DATA FOR THIS EXERCISE -
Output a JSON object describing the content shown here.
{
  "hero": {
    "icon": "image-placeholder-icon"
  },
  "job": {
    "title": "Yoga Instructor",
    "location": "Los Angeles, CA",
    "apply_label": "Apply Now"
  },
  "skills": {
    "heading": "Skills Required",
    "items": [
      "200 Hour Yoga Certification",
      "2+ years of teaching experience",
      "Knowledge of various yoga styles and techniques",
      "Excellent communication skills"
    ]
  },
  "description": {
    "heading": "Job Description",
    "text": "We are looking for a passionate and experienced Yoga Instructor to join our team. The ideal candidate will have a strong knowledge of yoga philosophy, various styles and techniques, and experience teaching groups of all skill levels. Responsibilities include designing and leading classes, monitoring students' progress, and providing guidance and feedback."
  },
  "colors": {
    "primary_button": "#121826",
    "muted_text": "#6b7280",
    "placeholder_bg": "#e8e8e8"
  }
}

---

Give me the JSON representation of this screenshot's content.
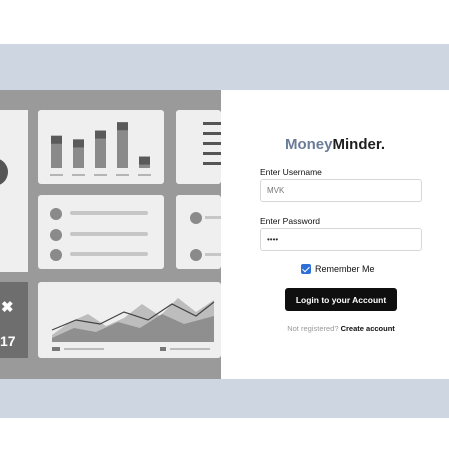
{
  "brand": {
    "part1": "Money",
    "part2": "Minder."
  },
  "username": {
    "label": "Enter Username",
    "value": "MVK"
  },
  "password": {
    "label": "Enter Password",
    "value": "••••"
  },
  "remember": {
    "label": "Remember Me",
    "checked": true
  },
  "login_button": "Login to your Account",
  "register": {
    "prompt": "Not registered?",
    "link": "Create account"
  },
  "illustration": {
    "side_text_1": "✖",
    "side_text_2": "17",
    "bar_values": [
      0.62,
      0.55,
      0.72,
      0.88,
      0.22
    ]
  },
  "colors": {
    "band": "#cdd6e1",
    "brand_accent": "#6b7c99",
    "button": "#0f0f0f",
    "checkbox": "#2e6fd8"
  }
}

* * *

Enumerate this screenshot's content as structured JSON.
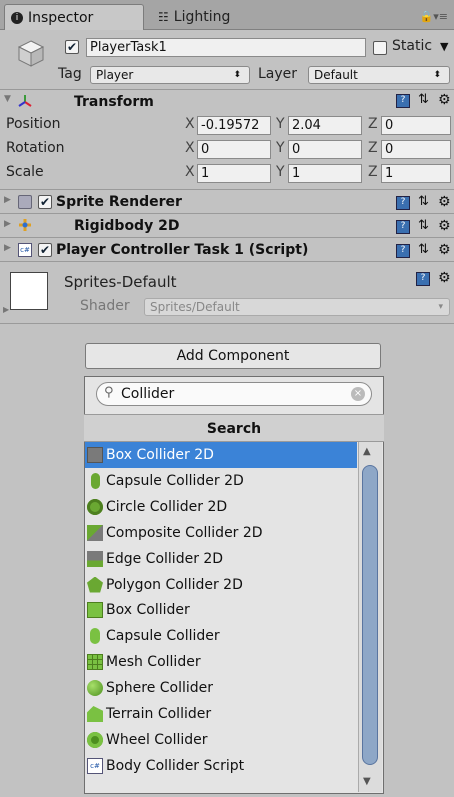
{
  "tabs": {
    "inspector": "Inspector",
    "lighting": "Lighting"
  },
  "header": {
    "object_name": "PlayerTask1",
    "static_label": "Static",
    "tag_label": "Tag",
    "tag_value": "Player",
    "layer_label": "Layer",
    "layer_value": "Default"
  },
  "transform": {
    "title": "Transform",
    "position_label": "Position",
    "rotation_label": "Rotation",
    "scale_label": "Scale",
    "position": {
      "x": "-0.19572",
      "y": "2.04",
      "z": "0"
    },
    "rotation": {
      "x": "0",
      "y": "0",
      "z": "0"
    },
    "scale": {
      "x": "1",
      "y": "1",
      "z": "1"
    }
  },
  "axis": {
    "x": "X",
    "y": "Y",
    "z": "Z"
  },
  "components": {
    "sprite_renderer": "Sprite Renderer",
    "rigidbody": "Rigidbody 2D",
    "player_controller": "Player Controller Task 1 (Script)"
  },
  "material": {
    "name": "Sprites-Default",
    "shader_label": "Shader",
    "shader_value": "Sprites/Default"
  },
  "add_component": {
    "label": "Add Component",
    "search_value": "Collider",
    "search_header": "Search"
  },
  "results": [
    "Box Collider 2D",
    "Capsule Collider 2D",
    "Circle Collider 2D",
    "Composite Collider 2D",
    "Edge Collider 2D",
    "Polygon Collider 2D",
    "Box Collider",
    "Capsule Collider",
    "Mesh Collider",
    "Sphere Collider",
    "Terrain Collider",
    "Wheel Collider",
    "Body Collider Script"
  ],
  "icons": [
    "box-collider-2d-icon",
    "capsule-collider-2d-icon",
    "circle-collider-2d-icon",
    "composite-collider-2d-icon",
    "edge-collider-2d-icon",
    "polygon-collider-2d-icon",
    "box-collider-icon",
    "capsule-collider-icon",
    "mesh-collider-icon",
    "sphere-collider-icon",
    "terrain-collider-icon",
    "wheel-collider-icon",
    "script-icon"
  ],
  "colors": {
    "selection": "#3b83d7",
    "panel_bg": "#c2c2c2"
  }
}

THE TASK - Extract every line containing the string "Enter" from the material.

CORRECT ANSWER -
    "label": "Enter Username",
    "label": "Enter Password",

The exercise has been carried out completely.